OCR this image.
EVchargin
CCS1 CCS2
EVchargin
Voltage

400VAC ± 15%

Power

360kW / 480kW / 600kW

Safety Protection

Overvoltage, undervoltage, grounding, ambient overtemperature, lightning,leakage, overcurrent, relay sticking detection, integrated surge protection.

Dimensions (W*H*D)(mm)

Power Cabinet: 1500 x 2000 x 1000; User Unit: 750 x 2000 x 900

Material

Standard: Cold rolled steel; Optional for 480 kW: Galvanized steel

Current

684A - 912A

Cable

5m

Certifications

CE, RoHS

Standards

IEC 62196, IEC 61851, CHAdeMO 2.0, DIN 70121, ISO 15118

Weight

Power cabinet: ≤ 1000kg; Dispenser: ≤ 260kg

_ _ _

**Goal**
Going through the entries above, tally each line that has the word "Power". Answer with the number only.

**Exercise output**
3